*Exercise goal*
Using the records below, filter out every line that lacks "methods" and copy the rest.
╭─ Input data
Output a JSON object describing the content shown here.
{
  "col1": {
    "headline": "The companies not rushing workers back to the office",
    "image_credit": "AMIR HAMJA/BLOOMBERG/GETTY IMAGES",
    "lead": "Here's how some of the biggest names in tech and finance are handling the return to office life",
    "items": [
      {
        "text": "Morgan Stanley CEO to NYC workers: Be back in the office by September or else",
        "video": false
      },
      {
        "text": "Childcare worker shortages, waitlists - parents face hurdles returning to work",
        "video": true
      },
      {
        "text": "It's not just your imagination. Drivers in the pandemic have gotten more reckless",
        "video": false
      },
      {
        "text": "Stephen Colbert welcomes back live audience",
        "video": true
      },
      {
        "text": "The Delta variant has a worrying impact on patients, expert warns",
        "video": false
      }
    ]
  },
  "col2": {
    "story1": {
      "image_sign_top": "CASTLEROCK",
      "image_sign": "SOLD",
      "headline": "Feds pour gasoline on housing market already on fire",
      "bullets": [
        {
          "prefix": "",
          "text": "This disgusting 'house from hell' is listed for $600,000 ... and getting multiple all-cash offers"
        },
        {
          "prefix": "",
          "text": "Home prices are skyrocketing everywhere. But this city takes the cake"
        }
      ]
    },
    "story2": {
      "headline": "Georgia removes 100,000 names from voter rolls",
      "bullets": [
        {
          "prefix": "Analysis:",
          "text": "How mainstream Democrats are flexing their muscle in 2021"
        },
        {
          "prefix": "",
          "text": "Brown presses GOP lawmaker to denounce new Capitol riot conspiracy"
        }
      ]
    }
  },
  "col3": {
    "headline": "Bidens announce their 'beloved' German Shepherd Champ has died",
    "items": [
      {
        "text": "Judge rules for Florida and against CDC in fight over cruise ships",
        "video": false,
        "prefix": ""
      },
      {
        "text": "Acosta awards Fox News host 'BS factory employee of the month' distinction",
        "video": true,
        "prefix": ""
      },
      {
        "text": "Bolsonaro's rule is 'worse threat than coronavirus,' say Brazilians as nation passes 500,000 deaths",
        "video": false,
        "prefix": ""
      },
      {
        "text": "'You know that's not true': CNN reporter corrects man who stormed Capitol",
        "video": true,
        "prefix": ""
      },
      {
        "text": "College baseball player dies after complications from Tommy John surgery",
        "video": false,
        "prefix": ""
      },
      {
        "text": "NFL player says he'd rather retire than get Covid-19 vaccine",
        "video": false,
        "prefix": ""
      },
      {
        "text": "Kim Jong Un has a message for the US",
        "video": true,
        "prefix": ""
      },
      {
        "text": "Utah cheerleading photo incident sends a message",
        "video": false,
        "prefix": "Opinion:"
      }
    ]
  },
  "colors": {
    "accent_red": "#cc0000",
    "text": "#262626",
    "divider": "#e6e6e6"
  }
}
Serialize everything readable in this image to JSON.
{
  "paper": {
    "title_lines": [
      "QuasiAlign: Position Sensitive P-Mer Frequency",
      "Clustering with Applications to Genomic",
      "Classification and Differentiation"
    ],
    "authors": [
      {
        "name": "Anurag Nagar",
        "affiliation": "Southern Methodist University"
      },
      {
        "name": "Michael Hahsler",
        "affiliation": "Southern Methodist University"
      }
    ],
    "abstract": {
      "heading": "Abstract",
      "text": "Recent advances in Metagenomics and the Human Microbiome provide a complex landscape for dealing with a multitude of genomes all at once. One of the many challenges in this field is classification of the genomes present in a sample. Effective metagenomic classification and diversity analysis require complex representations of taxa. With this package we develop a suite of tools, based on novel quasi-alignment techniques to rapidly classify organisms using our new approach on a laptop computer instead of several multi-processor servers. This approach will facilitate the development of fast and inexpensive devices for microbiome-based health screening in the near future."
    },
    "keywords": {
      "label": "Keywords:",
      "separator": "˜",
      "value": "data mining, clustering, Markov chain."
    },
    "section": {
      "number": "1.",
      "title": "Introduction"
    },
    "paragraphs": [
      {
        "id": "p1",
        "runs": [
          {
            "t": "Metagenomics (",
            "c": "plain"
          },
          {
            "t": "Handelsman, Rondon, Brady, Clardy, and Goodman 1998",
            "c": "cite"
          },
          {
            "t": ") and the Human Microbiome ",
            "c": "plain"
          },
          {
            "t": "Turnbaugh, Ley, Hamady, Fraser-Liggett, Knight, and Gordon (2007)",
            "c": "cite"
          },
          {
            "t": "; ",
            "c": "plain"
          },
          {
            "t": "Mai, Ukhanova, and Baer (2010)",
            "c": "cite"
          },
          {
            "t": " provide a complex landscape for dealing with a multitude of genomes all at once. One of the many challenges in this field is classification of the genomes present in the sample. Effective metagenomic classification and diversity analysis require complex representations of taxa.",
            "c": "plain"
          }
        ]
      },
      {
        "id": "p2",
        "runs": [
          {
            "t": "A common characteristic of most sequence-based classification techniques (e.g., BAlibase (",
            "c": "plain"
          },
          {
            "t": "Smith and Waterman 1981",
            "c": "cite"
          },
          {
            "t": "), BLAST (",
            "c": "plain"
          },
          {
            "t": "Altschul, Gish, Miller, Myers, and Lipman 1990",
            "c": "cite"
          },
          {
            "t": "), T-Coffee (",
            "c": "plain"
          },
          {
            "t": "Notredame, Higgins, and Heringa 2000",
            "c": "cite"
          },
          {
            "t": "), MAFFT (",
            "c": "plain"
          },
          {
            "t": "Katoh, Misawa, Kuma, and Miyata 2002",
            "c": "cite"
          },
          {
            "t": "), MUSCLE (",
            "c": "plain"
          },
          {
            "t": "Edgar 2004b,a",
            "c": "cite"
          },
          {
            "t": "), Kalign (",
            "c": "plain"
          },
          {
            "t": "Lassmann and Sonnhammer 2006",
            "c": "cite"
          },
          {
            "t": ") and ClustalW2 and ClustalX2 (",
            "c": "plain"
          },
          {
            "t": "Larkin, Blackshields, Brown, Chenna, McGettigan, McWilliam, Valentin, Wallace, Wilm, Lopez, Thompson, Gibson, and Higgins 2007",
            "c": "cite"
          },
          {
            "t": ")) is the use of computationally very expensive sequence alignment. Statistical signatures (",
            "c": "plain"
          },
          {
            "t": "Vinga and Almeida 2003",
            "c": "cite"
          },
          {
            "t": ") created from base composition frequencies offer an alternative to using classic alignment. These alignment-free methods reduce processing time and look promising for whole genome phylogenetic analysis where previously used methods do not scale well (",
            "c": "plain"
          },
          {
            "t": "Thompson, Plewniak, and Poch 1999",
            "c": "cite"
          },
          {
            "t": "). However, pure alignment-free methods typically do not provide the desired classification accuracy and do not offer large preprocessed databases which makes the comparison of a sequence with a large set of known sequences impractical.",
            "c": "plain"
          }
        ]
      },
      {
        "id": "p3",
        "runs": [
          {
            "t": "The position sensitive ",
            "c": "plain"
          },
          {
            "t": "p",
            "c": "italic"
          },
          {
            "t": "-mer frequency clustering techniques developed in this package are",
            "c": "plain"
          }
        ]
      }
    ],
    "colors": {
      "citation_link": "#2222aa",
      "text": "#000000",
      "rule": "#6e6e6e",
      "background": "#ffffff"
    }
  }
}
╰─
╭─ Input data
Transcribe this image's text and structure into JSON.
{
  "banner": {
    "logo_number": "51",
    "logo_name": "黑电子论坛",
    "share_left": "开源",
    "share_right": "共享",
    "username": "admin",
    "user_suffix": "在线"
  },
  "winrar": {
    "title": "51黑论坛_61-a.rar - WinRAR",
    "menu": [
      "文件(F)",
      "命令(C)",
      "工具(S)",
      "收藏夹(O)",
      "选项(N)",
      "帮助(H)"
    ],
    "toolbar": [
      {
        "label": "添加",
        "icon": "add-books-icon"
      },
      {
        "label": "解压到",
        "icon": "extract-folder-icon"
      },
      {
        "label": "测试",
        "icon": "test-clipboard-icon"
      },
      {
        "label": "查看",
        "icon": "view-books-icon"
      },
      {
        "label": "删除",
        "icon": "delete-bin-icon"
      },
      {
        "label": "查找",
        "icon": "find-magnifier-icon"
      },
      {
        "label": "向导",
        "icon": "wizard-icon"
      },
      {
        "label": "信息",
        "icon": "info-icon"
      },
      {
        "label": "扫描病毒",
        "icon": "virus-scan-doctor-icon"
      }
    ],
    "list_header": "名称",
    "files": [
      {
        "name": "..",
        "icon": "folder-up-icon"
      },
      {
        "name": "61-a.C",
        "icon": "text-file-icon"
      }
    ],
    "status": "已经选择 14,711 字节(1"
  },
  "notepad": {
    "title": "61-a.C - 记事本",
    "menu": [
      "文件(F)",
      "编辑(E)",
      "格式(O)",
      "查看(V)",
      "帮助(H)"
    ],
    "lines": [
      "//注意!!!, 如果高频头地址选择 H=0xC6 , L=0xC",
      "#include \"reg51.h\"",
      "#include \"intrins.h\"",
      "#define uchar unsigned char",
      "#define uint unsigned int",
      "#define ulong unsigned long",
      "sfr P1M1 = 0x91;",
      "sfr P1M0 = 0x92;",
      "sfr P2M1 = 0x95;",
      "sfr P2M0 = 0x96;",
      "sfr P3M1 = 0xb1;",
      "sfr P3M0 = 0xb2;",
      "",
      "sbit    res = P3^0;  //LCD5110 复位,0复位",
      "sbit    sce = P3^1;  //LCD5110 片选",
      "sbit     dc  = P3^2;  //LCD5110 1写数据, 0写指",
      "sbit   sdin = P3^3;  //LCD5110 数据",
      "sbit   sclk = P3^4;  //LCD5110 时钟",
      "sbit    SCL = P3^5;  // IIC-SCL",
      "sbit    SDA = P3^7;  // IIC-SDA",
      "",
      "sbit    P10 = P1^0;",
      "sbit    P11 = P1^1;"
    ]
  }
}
╰─
*Reply to the task*
            "t": ") created from base composition frequencies offer an alternative to using classic alignment. These alignment-free methods reduce processing time and look promising for whole genome phylogenetic analysis where previously used methods do not scale well (",
            "t": "). However, pure alignment-free methods typically do not provide the desired classification accuracy and do not offer large preprocessed databases which makes the comparison of a sequence with a large set of known sequences impractical.",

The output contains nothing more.